Figure record extracts
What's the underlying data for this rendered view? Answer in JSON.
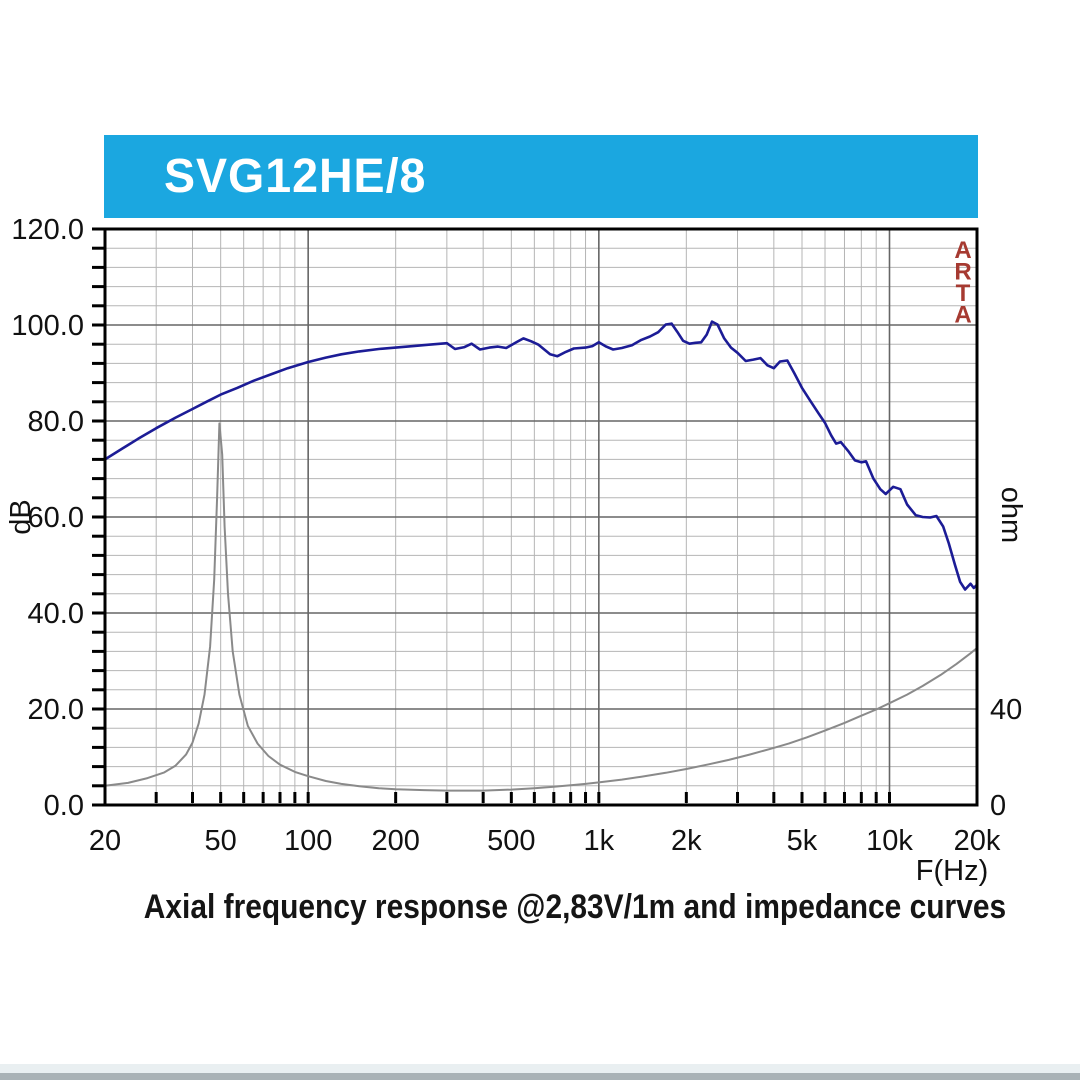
{
  "header": {
    "model": "SVG12HE/8",
    "bg_color": "#1ba7e0",
    "text_color": "#ffffff"
  },
  "watermark": {
    "text": "ARTA",
    "color": "#a63a31"
  },
  "caption": "Axial frequency response @2,83V/1m and impedance curves",
  "chart_data": {
    "type": "line",
    "title": "SVG12HE/8",
    "x_axis": {
      "label": "F(Hz)",
      "scale": "log",
      "min": 20,
      "max": 20000,
      "ticks": [
        {
          "f": 20,
          "label": "20"
        },
        {
          "f": 50,
          "label": "50"
        },
        {
          "f": 100,
          "label": "100"
        },
        {
          "f": 200,
          "label": "200"
        },
        {
          "f": 500,
          "label": "500"
        },
        {
          "f": 1000,
          "label": "1k"
        },
        {
          "f": 2000,
          "label": "2k"
        },
        {
          "f": 5000,
          "label": "5k"
        },
        {
          "f": 10000,
          "label": "10k"
        },
        {
          "f": 20000,
          "label": "20k"
        }
      ],
      "minor_gridlines": [
        30,
        40,
        50,
        60,
        70,
        80,
        90,
        200,
        300,
        400,
        500,
        600,
        700,
        800,
        900,
        2000,
        3000,
        4000,
        5000,
        6000,
        7000,
        8000,
        9000
      ],
      "major_gridlines": [
        100,
        1000,
        10000
      ]
    },
    "y_left": {
      "label": "dB",
      "min": 0,
      "max": 120,
      "major_step": 20,
      "minor_step": 4,
      "tick_labels": [
        "120.0",
        "100.0",
        "80.0",
        "60.0",
        "40.0",
        "20.0",
        "0.0"
      ]
    },
    "y_right": {
      "label": "ohm",
      "ohm_per_db": 2,
      "labels": [
        {
          "db": 20,
          "label": "40"
        },
        {
          "db": 0,
          "label": "0"
        }
      ]
    },
    "grid": {
      "minor_color": "#b5b5b5",
      "major_color": "#666666",
      "border_color": "#000000"
    },
    "series": [
      {
        "name": "frequency-response",
        "unit": "dB",
        "color": "#1c1c96",
        "width": 2.6,
        "points": [
          [
            20,
            72.0
          ],
          [
            23,
            74.3
          ],
          [
            26,
            76.3
          ],
          [
            30,
            78.5
          ],
          [
            35,
            80.7
          ],
          [
            40,
            82.5
          ],
          [
            45,
            84.1
          ],
          [
            50,
            85.5
          ],
          [
            57,
            86.9
          ],
          [
            65,
            88.4
          ],
          [
            75,
            89.8
          ],
          [
            85,
            91.0
          ],
          [
            100,
            92.3
          ],
          [
            115,
            93.2
          ],
          [
            130,
            93.9
          ],
          [
            150,
            94.5
          ],
          [
            175,
            95.0
          ],
          [
            200,
            95.3
          ],
          [
            230,
            95.6
          ],
          [
            260,
            95.9
          ],
          [
            300,
            96.2
          ],
          [
            320,
            95.0
          ],
          [
            345,
            95.4
          ],
          [
            365,
            96.1
          ],
          [
            390,
            94.9
          ],
          [
            420,
            95.3
          ],
          [
            450,
            95.5
          ],
          [
            480,
            95.2
          ],
          [
            520,
            96.4
          ],
          [
            550,
            97.2
          ],
          [
            585,
            96.6
          ],
          [
            620,
            95.9
          ],
          [
            680,
            93.9
          ],
          [
            720,
            93.5
          ],
          [
            770,
            94.4
          ],
          [
            820,
            95.1
          ],
          [
            900,
            95.3
          ],
          [
            950,
            95.6
          ],
          [
            1000,
            96.4
          ],
          [
            1060,
            95.5
          ],
          [
            1120,
            94.9
          ],
          [
            1200,
            95.2
          ],
          [
            1300,
            95.8
          ],
          [
            1400,
            96.9
          ],
          [
            1500,
            97.6
          ],
          [
            1600,
            98.5
          ],
          [
            1700,
            100.1
          ],
          [
            1780,
            100.3
          ],
          [
            1860,
            98.6
          ],
          [
            1950,
            96.7
          ],
          [
            2050,
            96.1
          ],
          [
            2150,
            96.3
          ],
          [
            2250,
            96.4
          ],
          [
            2350,
            98.0
          ],
          [
            2450,
            100.7
          ],
          [
            2560,
            100.1
          ],
          [
            2700,
            97.2
          ],
          [
            2850,
            95.3
          ],
          [
            3000,
            94.2
          ],
          [
            3200,
            92.5
          ],
          [
            3400,
            92.8
          ],
          [
            3600,
            93.1
          ],
          [
            3800,
            91.6
          ],
          [
            4000,
            91.0
          ],
          [
            4200,
            92.4
          ],
          [
            4450,
            92.6
          ],
          [
            4700,
            90.0
          ],
          [
            5000,
            86.9
          ],
          [
            5300,
            84.5
          ],
          [
            5700,
            81.6
          ],
          [
            6000,
            79.6
          ],
          [
            6300,
            77.0
          ],
          [
            6550,
            75.3
          ],
          [
            6800,
            75.6
          ],
          [
            7200,
            73.8
          ],
          [
            7600,
            71.8
          ],
          [
            8000,
            71.4
          ],
          [
            8300,
            71.6
          ],
          [
            8800,
            68.0
          ],
          [
            9300,
            65.8
          ],
          [
            9700,
            64.8
          ],
          [
            10300,
            66.3
          ],
          [
            10900,
            65.8
          ],
          [
            11500,
            62.6
          ],
          [
            12300,
            60.4
          ],
          [
            13000,
            60.0
          ],
          [
            13800,
            59.9
          ],
          [
            14500,
            60.2
          ],
          [
            15300,
            58.0
          ],
          [
            16000,
            54.5
          ],
          [
            16800,
            50.0
          ],
          [
            17500,
            46.5
          ],
          [
            18200,
            44.9
          ],
          [
            19000,
            46.1
          ],
          [
            19500,
            45.2
          ],
          [
            20000,
            45.9
          ]
        ]
      },
      {
        "name": "impedance",
        "unit": "ohm (right axis, 2 ohm per dB division)",
        "color": "#8a8a8a",
        "width": 2,
        "points": [
          [
            20,
            4.0
          ],
          [
            24,
            4.6
          ],
          [
            28,
            5.6
          ],
          [
            32,
            6.8
          ],
          [
            35,
            8.2
          ],
          [
            38,
            10.5
          ],
          [
            40,
            13.0
          ],
          [
            42,
            17.0
          ],
          [
            44,
            23.0
          ],
          [
            46,
            33.0
          ],
          [
            47.5,
            47.0
          ],
          [
            48.6,
            64.0
          ],
          [
            49.5,
            79.5
          ],
          [
            50.6,
            73.0
          ],
          [
            51.6,
            58.0
          ],
          [
            53,
            44.0
          ],
          [
            55,
            32.0
          ],
          [
            58,
            23.0
          ],
          [
            62,
            16.5
          ],
          [
            67,
            12.8
          ],
          [
            73,
            10.2
          ],
          [
            80,
            8.4
          ],
          [
            90,
            6.9
          ],
          [
            100,
            6.0
          ],
          [
            115,
            5.0
          ],
          [
            130,
            4.4
          ],
          [
            150,
            3.9
          ],
          [
            175,
            3.5
          ],
          [
            200,
            3.3
          ],
          [
            250,
            3.1
          ],
          [
            300,
            3.0
          ],
          [
            350,
            3.0
          ],
          [
            400,
            3.0
          ],
          [
            500,
            3.2
          ],
          [
            600,
            3.5
          ],
          [
            700,
            3.8
          ],
          [
            800,
            4.1
          ],
          [
            900,
            4.4
          ],
          [
            1000,
            4.7
          ],
          [
            1200,
            5.3
          ],
          [
            1400,
            5.9
          ],
          [
            1700,
            6.7
          ],
          [
            2000,
            7.5
          ],
          [
            2400,
            8.5
          ],
          [
            2800,
            9.4
          ],
          [
            3300,
            10.5
          ],
          [
            3900,
            11.7
          ],
          [
            4500,
            12.8
          ],
          [
            5200,
            14.1
          ],
          [
            6000,
            15.5
          ],
          [
            7000,
            17.1
          ],
          [
            8000,
            18.6
          ],
          [
            9000,
            19.9
          ],
          [
            10000,
            21.2
          ],
          [
            11500,
            23.0
          ],
          [
            13000,
            24.8
          ],
          [
            15000,
            27.1
          ],
          [
            17000,
            29.4
          ],
          [
            19000,
            31.6
          ],
          [
            20000,
            32.7
          ]
        ]
      }
    ]
  }
}
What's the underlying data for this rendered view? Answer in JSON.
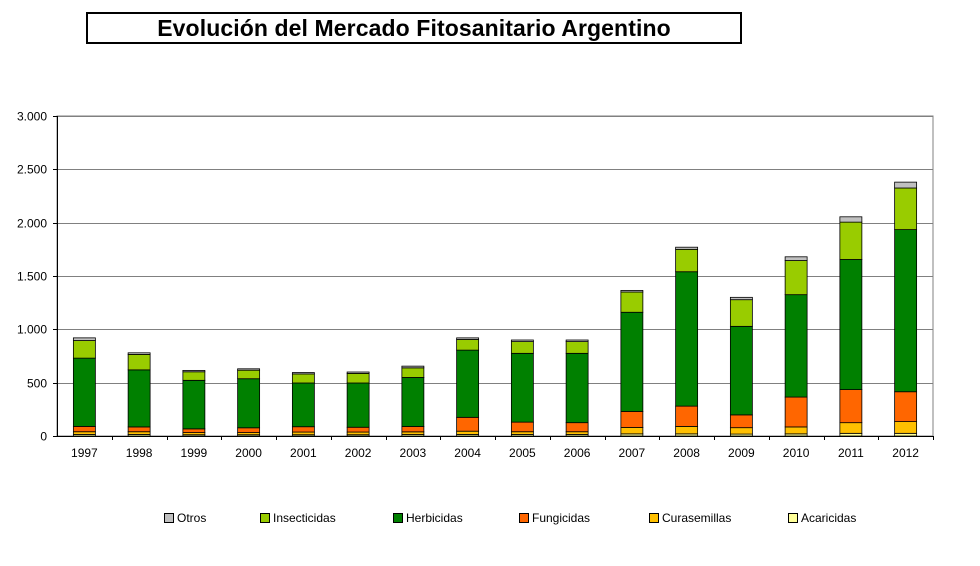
{
  "title": "Evolución del Mercado Fitosanitario Argentino",
  "chart_data": {
    "type": "bar",
    "stacked": true,
    "title": "Evolución del Mercado Fitosanitario Argentino",
    "xlabel": "",
    "ylabel": "",
    "ylim": [
      0,
      3000
    ],
    "yticks": [
      0,
      500,
      1000,
      1500,
      2000,
      2500,
      3000
    ],
    "ytick_labels": [
      "0",
      "500",
      "1.000",
      "1.500",
      "2.000",
      "2.500",
      "3.000"
    ],
    "grid": true,
    "legend_position": "bottom",
    "categories": [
      "1997",
      "1998",
      "1999",
      "2000",
      "2001",
      "2002",
      "2003",
      "2004",
      "2005",
      "2006",
      "2007",
      "2008",
      "2009",
      "2010",
      "2011",
      "2012"
    ],
    "series": [
      {
        "name": "Acaricidas",
        "color": "#ffff99",
        "values": [
          15,
          15,
          12,
          12,
          12,
          12,
          14,
          15,
          15,
          15,
          20,
          20,
          18,
          20,
          25,
          25
        ]
      },
      {
        "name": "Curasemillas",
        "color": "#ffc000",
        "values": [
          25,
          25,
          20,
          20,
          25,
          25,
          25,
          30,
          25,
          25,
          60,
          70,
          60,
          65,
          100,
          110
        ]
      },
      {
        "name": "Fungicidas",
        "color": "#ff6600",
        "values": [
          50,
          45,
          35,
          45,
          50,
          45,
          50,
          130,
          90,
          85,
          150,
          190,
          120,
          280,
          310,
          280
        ]
      },
      {
        "name": "Herbicidas",
        "color": "#008000",
        "values": [
          640,
          535,
          455,
          460,
          410,
          415,
          460,
          630,
          645,
          650,
          930,
          1260,
          830,
          960,
          1220,
          1520
        ]
      },
      {
        "name": "Insecticidas",
        "color": "#99cc00",
        "values": [
          165,
          145,
          80,
          80,
          85,
          90,
          90,
          100,
          110,
          110,
          190,
          210,
          250,
          320,
          350,
          390
        ]
      },
      {
        "name": "Otros",
        "color": "#c0c0c0",
        "values": [
          25,
          15,
          13,
          13,
          13,
          13,
          16,
          15,
          15,
          15,
          15,
          20,
          22,
          35,
          50,
          55
        ]
      }
    ]
  },
  "legend": {
    "items": [
      {
        "name": "Otros",
        "color": "#c0c0c0"
      },
      {
        "name": "Insecticidas",
        "color": "#99cc00"
      },
      {
        "name": "Herbicidas",
        "color": "#008000"
      },
      {
        "name": "Fungicidas",
        "color": "#ff6600"
      },
      {
        "name": "Curasemillas",
        "color": "#ffc000"
      },
      {
        "name": "Acaricidas",
        "color": "#ffff99"
      }
    ]
  }
}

Given instruction: Looking at the entries above, say how many lines contain the word "frequency". Only the number is wanted.

Solved problem: 2